Data entries

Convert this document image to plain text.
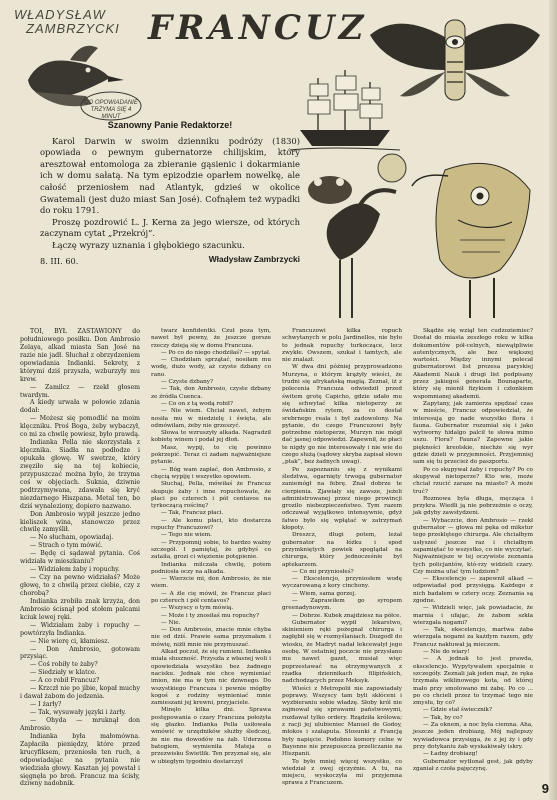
WŁADYSŁAW
ZAMBRZYCKI FRANCUZ
CO OPOWIADANIE TRZYMA SIĘ 4 MINUT
Szanowny Panie Redaktorze!

Karol Darwin w swoim dzienniku podróży (1830) opowiada o pewnym gubernatorze chilijskim, który aresztował entomologa za zbieranie gąsienic i dokarmianie ich w domu sałatą. Na tym epizodzie oparłem nowelkę, ale całość przeniosłem nad Atlantyk, gdzieś w okolice Gwatemali (jest dużo miast San José). Cofnąłem też wypadki do roku 1791.

Proszę pozdrowić L. J. Kerna za jego wiersze, od których zaczynam cytat „Przekrój”.

Łączę wyrazy uznania i głębokiego szacunku.

Władysław Zambrzycki
8. III. 60.

TOI, BYŁ ZASTAWIONY do południowego posiłku. Don Ambrosio Zelaya, alkad miasta San José na razie nie jadł. Słuchał z obrzydzeniem opowiadania Indianki. Sekrety, z którymi dziś przyszła, wzburzyły mu krew.

— Zamilcz — rzekł głosem twardym.

A kiedy urwała w połowie zdania dodał:

— Możesz się pomodlić na moim klęczniku. Proś Boga, żeby wybaczył, co mi za chwilę powiesz, było prawdą.

Indianka Pella nie skorzystała z klęcznika. Siadła na podłodze i opukała głowę. W swetrze, który zwęziło się na tej kobiecie, przypuszczać można było, że trzyma coś w objęciach. Suknia, dziwnie podtrzymywana, zdawała się kryć niezdarnego Hiszpana. Metal ten, bo dziś wynaleziony, dopiero nazwano.

Don Ambrosio wypił jeszcze jedno kieliszek wina, stanowczo przez chwilę zamyślił.

— No słucham, opowiadaj.

— Strach o tym mówić.

— Będę ci sądawał pytania. Coś widziała w mieszkaniu?

— Widziałem żaby i ropuchy.

— Czy na pewno widziałaś? Może głowę, to z chwilą przez ciebie, czy z chorobą?

Indianka zrobiła znak krzyża, don Ambrosio ścisnął pod stołem palcami kciuk lewej ręki.

— Widziałam żaby i ropuchy — powtórzyła Indianka.

— Nie wierę ci, kłamiesz.

— Don Ambrosio, gotowam przysiąc.

— Coś robiły te żaby?

— Siedziały w klatce.

— A co robił Francuz?

— Krzczł nie po jibie, kopał muchy i dawał żabom do jedzenia.

— I żarły?

— Tak, wysuwały języki i żarły.

— Ohyda — mruknął don Ambrosio.

Indianka była małomówna. Zapłaciła pieniędzy, które przed krucyfiksem, przeniosła ten ruch, a odpowiadając na pytania nie wiedziała głowy. Kasztan jej powstał i sięgnęła po broń. Francuz ma ścisły, dziwny nadobnik.

twarz konfidentki. Czuł poza tym, nawet był pewny, że jeszcze gorsze rzeczy dzieją się w domu Francuza.

— Po co do niego chodziłaś? — spytał.

— Chodziłam sprzątać, nosiłam mu wodę, dużo wody, aż czyste dzbany co rano.

— Czyste dzbany?

— Tak, don Ambrosio, czyste dzbany ze źródła Cuenca.

— Co on z tą wodą robił?

— Nie wiem. Chciał nawet, żebym nosiła mu w niedzielę i święta, ale odmówiłam, żeby nie grzeszyć.

Słowa te wzruszyły alkada. Nagradził kobietę winem i podał jej dłoń.

Masz, wypij, to cię powinno pokrzepić. Teraz ci zadam najważniejsze pytanie.

— Bóg wam zapłać, don Ambrosio, z chęcią wypiję i wszystko opowiem.

Słuchaj, Pella, mówiłaś że Francuz skupuje żaby i inne ropuchowate, że płaci po czterech i pół centavos na tyrkoczącą rościnę?

— Tak, Francuz płaci.

— Ale komu płaci, kto dostarcza ropuchy Francuzowi?

— Tego nie wiem.

— Przypomnij sobie, to bardzo ważny szczegół. I pamiętaj, że gdybyś co zataiła, grozi ci więzienie potępienie.

Indianka milczała chwilę, potem podniosła oczy na alkada.

— Wierzcie mi, don Ambrosio, że nie wiem.

— A źle cię mówił, że Francuz płaci po czterech i pół centavos?

— Wszyscy o tym mówią.

— Może i ty znosiłaś mu ropuchy?

— Nie.

— Don Ambrosio, znacie mnie chyba nie od dziś. Prawie sama przyznałam i mówię, niżli mnie nie przymuszać.

Alkad poczuł, że się rumieni. Indianka miała słuszność. Przyszła z własnej woli i opowiedziała wszystko bez żadnego nacisku. Jednak nie chce wymieniać imion, nie ma w tym nic dziwnego. Do wszystkiego Francuza i pewnie mógłby kogoś z rodziny wymieniać mnie zamieszani jej krewni, przyjaciele.

Minęło kilka dni. Sprawa postępowania o czary Francuza położyła się głazko. Indianka Pella usiłowała wmówić w urzędników służby śledczej, że nie ma dowodów na żab. Uderzona batogiem, wymieniła Mateja o przezwisku Świetlik. Ten przyznał się, ale w ubiegłym tygodniu dostarczył

Francuzowi kilka ropuch schwytanych w polu Jardinellos, nie było to jednak ropuchy turkoczące, lecz zwykłe. Owszem, szukał i tamtych, ale nie znalazł.

W dwa dni później przyprowadzono Murzyna, o którym krążyły wieści, że trudni się afrykańską magią. Zeznał, iż z polecenia Francuza odwiedził przed świtem grotę Capicho, gdzie udało mu się schwytać kilka nietoperzy ze świdańskim rytem, za co dostał srebrnego reala i był zadowolony. Na pytanie, do czego Francuzowi były potrzebne nietoperze, Murzyn nie mógł dać jasnej odpowiedzi. Zapewnił, że płaci te nigdy go nie interesowały i nie wie do czego służą (sądowy skryba zapisał słowo „ptak”, bez żadnych uwag).

Po zapoznaniu się z wynikami śledztwa, ogarnięty trwogą gubernator zaniemógł na febrę. Znał dobrze te cierpienia. Zjawiały się zawsze, jeżeli administrowanej przez niego prowincji groziło niebezpieczeństwo. Tym razem odczuwał wyjątkowo intensywnie, gdyż fatwo było się wpłątać w zatrzymań kłopoty.

Dreszcz, długi potem, leżał gubernator na łóżku i spod przymkniętych powiek spoglądał na chirurga, który jednocześnie był aptekarzem.

— Co mi przyniosłeś?

— Ekscelencjo, przyniosłem wodę wyczarowaną z kory cinchony.

— Wiem, sama gorzej.

— Zaprawiłem go syropem greenadynowym.

— Dobrze. Kubek znajdziesz na półce.

Gubernator wypił lekarstwo, skinieniem ręki pożegnał chirurga i zagłębił się w rozmyślaniach. Dozgodł do wiosku, że Madryt nadał łekcewałył jego osobę. W ostatniej poczcie nie przysłano mu nawet gazet, musiał więc poprzestawać na otrzymywanych z rzadka dziennikach filipińskich, nadchodzących przez Meksyk.

Wieści z Metropolii nie zapowiadały poprawy. Wszyscy tam byli skłóceni i wyzbieraniu sobie władzę. Słoby król nie zajmował się sprawami państwowymi, rozdawał tylko ordery. Rządziła królowa; z racji jej ulubieniec Manuel de Godoy, młokos i szałaputa. Stosunki z Francją były napięcie. Podobno komory celne w Bayonne nie przepuszcza przeliczanie na Hiszpanii.

To było mniej więcej wszystko, co wiedział z owej ojczyźnie. A tu, na miejscu, wyskoczyła mi przyjemna sprawa z Francuzem.

Skądże się wziął ten cudzoziemiec? Dostał do miasta zeszłego roku w kilka dokumentów pół-celnych, niewątpliwie autentycznych, ale bez większej wartości. Między innymi polecał gubernatorowi list prezesa paryskiej Akademii Nauk i drugi list podpisany przez jakiegoś generała Bounaparte, który się mienił fizykiem i członkiem wspomnianej akademii.

Zapytany, jak zamierza spędzać czas w mieście, Francuz odpowiedział, że interesują go nade wszystko flora i fauna. Gubernator rozumiał się i jako wytworny hidalgo palcił te słowa mimo uszu. Flora? Fauna? Zapewne jakie piękności kreolskie, niechże się wyr gdzie dzieli w przyjemności. Przyjemniej sam się tu przecież do paszportu.

Po co skupywał żaby i ropuchy? Po co skupywał nietoperze? Kto wie, może chciał rzucić zaraze na miasto? A może truć?

Rozmowa była długa, męcząca i przykra. Wiedli ją nie pobrzeżnie o oczy, jak gdyby zawstydzeni.

— Wybaczcie, don Ambrosio — rzekł gubernator — głowa mi pęka od mikstur tego przeklętego chirurga. Ale chciałbym usłyszeć jeszcze raz i chciałbym zapamiętać to wszystko, co nie wyczytać. Najważniejsze w tej oczywiste zeznania tych policjantów, któ-rzy widzieli czary. Czy można ufać tym ludziom?

— Ekscelencjo — zapewnił alkad — odpowiadał pod przysięgą. Każdego z nich badałem w cztery oczy. Zeznania są zgodne.

— Widzieli więc, jak powiadacie, że marnia i ufając, że żabom szkła wierzgała nogami?

— Tak, ekscelencjo, martwa żaba wierzgała nogami za każdym razem, gdy Francuz nakłuwał ją mieczem.

— Nie do wiary!

— A jednak to jest prawda, ekscelencjo. Wypytywałem specjalnie o szczegóły. Zeznali jak jeden mąż, że ręka trzymała wiklinowego kota, od której mało przy smolowano mi żabę. Po co ... po co chcieli przez to trzymać tego nie zmysłu, by co?

— Gdzie stał świecznik?

— Tak, by co?

— Za oknem, a noc była ciemna. Aha, jeszcze jeden drobiazg, Mój najlepszy wywiadowca przysięga, że z jej ży i gdy przy dotykaniu żab wyskakiwały iskry.

— Ładny drobiazg!

Gubernator wytłonał gest, jak gdyby zganiał z czoła pajęczynę.

9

= Instruction =
Search the entries for the word "wypił", then gather every line that has it.

= Result of the exercise =
Don Ambrosio wypił jeszcze jedno kieliszek wina, stanowczo przez chwilę zamyślił.
Gubernator wypił lekarstwo, skinieniem ręki pożegnał chirurga i zagłębił się w rozmyślaniach. Dozgodł do wiosku, że Madryt nadał łekcewałył jego osobę. W ostatniej poczcie nie przysłano mu nawet gazet, musiał więc poprzestawać na otrzymywanych z rzadka dziennikach filipińskich, nadchodzących przez Meksyk.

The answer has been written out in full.